EXERCISE INSTRUCTIONS. Copy every line of the records below where the word "RPCLAP" occurs.
───── RECORDS TO PROCESS ─────
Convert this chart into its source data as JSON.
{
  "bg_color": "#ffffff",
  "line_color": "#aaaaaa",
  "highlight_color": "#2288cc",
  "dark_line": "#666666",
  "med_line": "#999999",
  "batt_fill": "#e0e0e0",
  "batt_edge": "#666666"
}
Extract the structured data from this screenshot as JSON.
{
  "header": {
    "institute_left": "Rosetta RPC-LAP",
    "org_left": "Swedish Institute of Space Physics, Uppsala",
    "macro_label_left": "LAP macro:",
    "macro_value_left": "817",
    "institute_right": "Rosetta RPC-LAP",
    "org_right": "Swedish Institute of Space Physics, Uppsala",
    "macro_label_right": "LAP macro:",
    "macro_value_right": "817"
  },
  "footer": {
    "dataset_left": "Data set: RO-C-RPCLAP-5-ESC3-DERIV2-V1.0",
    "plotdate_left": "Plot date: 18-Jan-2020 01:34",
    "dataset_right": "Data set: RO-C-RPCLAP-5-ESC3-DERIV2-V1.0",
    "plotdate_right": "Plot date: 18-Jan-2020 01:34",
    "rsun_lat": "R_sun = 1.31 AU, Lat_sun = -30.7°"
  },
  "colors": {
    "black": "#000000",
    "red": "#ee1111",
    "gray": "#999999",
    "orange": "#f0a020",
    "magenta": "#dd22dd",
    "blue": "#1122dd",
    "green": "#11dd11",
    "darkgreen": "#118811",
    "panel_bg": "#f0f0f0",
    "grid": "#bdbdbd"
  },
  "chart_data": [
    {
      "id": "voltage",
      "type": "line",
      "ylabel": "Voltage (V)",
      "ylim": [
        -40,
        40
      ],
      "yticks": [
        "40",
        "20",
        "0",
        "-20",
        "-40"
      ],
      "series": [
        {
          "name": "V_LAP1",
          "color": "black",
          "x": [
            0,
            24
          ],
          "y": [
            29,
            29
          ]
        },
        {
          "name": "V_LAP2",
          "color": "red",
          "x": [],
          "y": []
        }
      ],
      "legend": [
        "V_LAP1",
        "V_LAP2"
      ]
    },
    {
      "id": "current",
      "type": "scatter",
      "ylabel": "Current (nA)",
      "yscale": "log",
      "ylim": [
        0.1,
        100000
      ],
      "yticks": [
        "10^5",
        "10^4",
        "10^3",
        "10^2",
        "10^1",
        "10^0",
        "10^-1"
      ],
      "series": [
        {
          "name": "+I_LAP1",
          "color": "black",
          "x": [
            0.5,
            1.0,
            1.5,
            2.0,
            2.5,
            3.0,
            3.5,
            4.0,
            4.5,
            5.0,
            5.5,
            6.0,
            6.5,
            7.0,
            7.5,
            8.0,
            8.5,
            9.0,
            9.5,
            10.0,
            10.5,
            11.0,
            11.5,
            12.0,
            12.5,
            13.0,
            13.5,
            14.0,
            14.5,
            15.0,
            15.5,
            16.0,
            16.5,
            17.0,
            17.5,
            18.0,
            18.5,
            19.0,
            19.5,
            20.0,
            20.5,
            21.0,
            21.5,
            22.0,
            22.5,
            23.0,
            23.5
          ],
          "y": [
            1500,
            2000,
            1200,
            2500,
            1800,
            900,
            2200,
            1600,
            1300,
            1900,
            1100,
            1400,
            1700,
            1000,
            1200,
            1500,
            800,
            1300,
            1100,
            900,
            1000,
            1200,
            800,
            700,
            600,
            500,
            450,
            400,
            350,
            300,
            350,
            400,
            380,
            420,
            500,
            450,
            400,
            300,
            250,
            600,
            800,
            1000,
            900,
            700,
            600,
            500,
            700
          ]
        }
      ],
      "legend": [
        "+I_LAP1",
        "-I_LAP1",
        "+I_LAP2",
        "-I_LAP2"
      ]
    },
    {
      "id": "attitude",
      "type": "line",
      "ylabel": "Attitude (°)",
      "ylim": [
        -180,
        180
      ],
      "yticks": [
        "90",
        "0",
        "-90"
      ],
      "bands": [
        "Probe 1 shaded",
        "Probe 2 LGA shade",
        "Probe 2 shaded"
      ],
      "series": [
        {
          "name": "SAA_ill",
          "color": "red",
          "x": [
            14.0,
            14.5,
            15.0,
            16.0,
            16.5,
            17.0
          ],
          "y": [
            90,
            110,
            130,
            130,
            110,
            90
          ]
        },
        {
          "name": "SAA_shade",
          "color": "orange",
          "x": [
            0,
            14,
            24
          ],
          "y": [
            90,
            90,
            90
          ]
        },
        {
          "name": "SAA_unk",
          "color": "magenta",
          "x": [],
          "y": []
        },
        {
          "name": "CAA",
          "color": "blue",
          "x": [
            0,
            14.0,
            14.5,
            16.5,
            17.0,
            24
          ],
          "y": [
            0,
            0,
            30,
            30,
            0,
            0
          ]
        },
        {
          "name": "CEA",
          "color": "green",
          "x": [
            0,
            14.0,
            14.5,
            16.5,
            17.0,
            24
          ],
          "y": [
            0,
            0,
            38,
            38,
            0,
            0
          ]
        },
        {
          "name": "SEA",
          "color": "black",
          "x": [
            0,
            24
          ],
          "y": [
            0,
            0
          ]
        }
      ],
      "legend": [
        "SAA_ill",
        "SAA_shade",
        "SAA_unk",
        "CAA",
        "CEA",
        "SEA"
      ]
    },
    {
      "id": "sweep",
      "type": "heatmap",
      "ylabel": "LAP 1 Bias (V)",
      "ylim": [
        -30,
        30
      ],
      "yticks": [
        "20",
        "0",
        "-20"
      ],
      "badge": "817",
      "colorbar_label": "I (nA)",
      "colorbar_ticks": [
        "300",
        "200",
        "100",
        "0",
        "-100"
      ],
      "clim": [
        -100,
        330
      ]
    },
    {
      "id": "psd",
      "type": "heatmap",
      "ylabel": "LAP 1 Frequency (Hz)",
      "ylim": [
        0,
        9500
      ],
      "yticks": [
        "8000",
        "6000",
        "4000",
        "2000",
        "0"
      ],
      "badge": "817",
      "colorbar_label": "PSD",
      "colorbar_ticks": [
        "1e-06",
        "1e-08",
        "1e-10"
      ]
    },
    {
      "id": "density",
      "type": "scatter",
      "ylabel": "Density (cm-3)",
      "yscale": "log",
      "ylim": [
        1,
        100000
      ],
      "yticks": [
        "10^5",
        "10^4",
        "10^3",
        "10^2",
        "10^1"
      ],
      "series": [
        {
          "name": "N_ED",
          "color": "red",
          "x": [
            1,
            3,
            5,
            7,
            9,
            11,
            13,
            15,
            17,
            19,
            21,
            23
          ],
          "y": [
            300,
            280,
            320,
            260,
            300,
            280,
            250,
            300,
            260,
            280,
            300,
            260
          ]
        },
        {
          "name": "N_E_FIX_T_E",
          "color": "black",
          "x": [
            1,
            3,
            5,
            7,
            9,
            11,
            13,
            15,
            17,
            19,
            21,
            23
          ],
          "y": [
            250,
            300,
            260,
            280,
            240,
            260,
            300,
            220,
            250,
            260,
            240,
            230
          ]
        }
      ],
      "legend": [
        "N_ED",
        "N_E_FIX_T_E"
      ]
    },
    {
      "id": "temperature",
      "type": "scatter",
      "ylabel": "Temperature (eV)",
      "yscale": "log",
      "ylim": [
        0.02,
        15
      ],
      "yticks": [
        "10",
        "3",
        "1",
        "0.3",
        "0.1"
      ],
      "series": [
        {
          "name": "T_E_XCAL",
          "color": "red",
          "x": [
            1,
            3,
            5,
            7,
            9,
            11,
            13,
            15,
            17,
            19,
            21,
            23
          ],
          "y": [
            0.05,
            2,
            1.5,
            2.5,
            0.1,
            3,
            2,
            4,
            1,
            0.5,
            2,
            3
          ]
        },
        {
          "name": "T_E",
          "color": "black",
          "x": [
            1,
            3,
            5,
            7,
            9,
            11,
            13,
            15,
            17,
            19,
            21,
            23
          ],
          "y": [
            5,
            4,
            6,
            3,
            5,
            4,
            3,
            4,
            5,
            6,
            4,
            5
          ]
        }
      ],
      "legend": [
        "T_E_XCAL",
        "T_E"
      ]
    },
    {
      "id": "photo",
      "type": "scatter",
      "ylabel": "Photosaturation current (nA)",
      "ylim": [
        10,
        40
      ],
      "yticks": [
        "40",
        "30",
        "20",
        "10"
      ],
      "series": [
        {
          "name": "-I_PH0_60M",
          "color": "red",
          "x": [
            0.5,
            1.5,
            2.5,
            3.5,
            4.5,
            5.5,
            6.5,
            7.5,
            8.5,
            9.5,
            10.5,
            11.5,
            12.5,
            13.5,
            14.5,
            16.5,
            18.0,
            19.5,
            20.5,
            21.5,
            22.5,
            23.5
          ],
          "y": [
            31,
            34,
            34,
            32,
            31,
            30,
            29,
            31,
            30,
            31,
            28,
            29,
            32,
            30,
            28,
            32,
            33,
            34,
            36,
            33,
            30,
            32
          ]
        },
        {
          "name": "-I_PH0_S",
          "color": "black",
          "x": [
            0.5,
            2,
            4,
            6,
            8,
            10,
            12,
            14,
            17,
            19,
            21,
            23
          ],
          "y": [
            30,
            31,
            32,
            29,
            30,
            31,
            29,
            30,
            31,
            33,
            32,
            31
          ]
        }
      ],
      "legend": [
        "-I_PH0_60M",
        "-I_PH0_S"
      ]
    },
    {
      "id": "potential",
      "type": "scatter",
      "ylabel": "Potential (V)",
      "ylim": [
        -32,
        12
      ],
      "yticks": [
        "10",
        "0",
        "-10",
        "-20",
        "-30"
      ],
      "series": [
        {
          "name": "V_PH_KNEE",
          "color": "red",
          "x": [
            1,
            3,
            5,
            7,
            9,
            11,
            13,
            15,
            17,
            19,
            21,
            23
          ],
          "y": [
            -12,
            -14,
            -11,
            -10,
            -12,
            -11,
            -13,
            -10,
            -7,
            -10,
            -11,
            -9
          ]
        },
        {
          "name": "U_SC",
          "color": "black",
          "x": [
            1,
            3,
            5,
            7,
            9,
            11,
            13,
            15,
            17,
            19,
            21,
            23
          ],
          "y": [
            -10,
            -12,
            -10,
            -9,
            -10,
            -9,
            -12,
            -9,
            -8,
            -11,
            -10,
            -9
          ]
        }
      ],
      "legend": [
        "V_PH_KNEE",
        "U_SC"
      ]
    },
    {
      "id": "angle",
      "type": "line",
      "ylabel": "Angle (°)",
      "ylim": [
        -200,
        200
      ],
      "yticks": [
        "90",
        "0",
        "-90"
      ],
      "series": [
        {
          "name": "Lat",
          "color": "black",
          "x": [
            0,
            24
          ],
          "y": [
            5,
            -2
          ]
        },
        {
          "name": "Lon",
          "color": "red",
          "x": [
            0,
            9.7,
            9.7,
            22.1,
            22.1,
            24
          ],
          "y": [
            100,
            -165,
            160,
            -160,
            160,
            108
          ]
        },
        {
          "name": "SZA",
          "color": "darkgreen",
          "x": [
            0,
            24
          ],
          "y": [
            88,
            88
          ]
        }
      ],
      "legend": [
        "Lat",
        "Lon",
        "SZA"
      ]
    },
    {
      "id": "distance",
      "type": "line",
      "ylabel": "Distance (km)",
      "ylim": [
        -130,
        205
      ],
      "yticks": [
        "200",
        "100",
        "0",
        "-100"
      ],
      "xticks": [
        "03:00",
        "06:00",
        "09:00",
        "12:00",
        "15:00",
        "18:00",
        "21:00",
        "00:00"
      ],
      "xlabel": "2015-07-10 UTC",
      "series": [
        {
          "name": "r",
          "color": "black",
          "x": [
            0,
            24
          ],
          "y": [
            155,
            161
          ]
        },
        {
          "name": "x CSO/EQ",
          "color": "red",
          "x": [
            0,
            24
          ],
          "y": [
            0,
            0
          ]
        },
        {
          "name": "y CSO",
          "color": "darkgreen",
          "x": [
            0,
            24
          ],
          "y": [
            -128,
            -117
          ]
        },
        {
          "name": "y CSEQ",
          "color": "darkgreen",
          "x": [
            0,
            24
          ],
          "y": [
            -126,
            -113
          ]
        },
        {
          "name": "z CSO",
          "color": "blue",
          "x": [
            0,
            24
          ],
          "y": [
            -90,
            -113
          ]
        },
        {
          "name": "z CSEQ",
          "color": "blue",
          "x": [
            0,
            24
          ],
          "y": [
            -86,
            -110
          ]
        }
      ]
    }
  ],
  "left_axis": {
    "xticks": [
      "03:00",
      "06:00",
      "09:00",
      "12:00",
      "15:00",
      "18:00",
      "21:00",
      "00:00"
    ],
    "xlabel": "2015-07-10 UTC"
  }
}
─────
FINISHED EXERCISE.
    "dataset_left": "Data set: RO-C-RPCLAP-5-ESC3-DERIV2-V1.0",
    "dataset_right": "Data set: RO-C-RPCLAP-5-ESC3-DERIV2-V1.0",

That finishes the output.